**What the task requires:**
Make an exact copy of each entry, leaving out every picture.

**Supplied records:**
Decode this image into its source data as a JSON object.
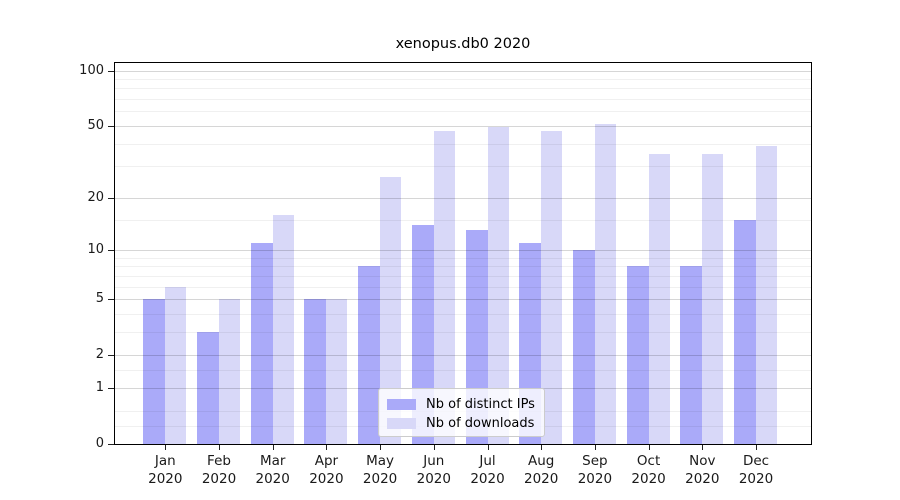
{
  "title": "xenopus.db0 2020",
  "chart_data": {
    "type": "bar",
    "title": "xenopus.db0 2020",
    "categories": [
      "Jan",
      "Feb",
      "Mar",
      "Apr",
      "May",
      "Jun",
      "Jul",
      "Aug",
      "Sep",
      "Oct",
      "Nov",
      "Dec"
    ],
    "category_year": "2020",
    "series": [
      {
        "name": "Nb of distinct IPs",
        "color": "#aaaaf9",
        "values": [
          5,
          3,
          11,
          5,
          8,
          14,
          13,
          11,
          10,
          8,
          8,
          15
        ]
      },
      {
        "name": "Nb of downloads",
        "color": "#d8d8f8",
        "values": [
          6,
          5,
          16,
          5,
          26,
          47,
          49,
          47,
          51,
          35,
          35,
          39
        ]
      }
    ],
    "xlabel": "",
    "ylabel": "",
    "y_axis": {
      "scale": "log1p",
      "tick_labels": [
        "100",
        "50",
        "20",
        "10",
        "5",
        "2",
        "1",
        "0"
      ],
      "tick_values": [
        100,
        50,
        20,
        10,
        5,
        2,
        1,
        0
      ],
      "minor_gridlines": [
        0.25,
        0.5,
        1.5,
        3,
        4,
        6,
        7,
        8,
        9,
        15,
        30,
        40,
        60,
        70,
        80,
        90
      ],
      "ylim": [
        0,
        111
      ]
    },
    "grid": true,
    "legend_position": "bottom-center"
  },
  "colors": {
    "bar_ips": "#aaaaf9",
    "bar_downloads": "#d8d8f8",
    "grid_major": "rgba(0,0,0,0.16)",
    "grid_minor": "rgba(0,0,0,0.06)",
    "axis": "#000000",
    "text": "#1a1a1a",
    "legend_border": "#cccccc",
    "legend_bg": "rgba(255,255,255,0.8)"
  }
}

**Full response:**
Decode this image into its source data as a JSON object.
{
  "title": "xenopus.db0 2020",
  "chart_data": {
    "type": "bar",
    "title": "xenopus.db0 2020",
    "categories": [
      "Jan",
      "Feb",
      "Mar",
      "Apr",
      "May",
      "Jun",
      "Jul",
      "Aug",
      "Sep",
      "Oct",
      "Nov",
      "Dec"
    ],
    "category_year": "2020",
    "series": [
      {
        "name": "Nb of distinct IPs",
        "color": "#aaaaf9",
        "values": [
          5,
          3,
          11,
          5,
          8,
          14,
          13,
          11,
          10,
          8,
          8,
          15
        ]
      },
      {
        "name": "Nb of downloads",
        "color": "#d8d8f8",
        "values": [
          6,
          5,
          16,
          5,
          26,
          47,
          49,
          47,
          51,
          35,
          35,
          39
        ]
      }
    ],
    "xlabel": "",
    "ylabel": "",
    "y_axis": {
      "scale": "log1p",
      "tick_labels": [
        "100",
        "50",
        "20",
        "10",
        "5",
        "2",
        "1",
        "0"
      ],
      "tick_values": [
        100,
        50,
        20,
        10,
        5,
        2,
        1,
        0
      ],
      "minor_gridlines": [
        0.25,
        0.5,
        1.5,
        3,
        4,
        6,
        7,
        8,
        9,
        15,
        30,
        40,
        60,
        70,
        80,
        90
      ],
      "ylim": [
        0,
        111
      ]
    },
    "grid": true,
    "legend_position": "bottom-center"
  },
  "colors": {
    "bar_ips": "#aaaaf9",
    "bar_downloads": "#d8d8f8",
    "grid_major": "rgba(0,0,0,0.16)",
    "grid_minor": "rgba(0,0,0,0.06)",
    "axis": "#000000",
    "text": "#1a1a1a",
    "legend_border": "#cccccc",
    "legend_bg": "rgba(255,255,255,0.8)"
  }
}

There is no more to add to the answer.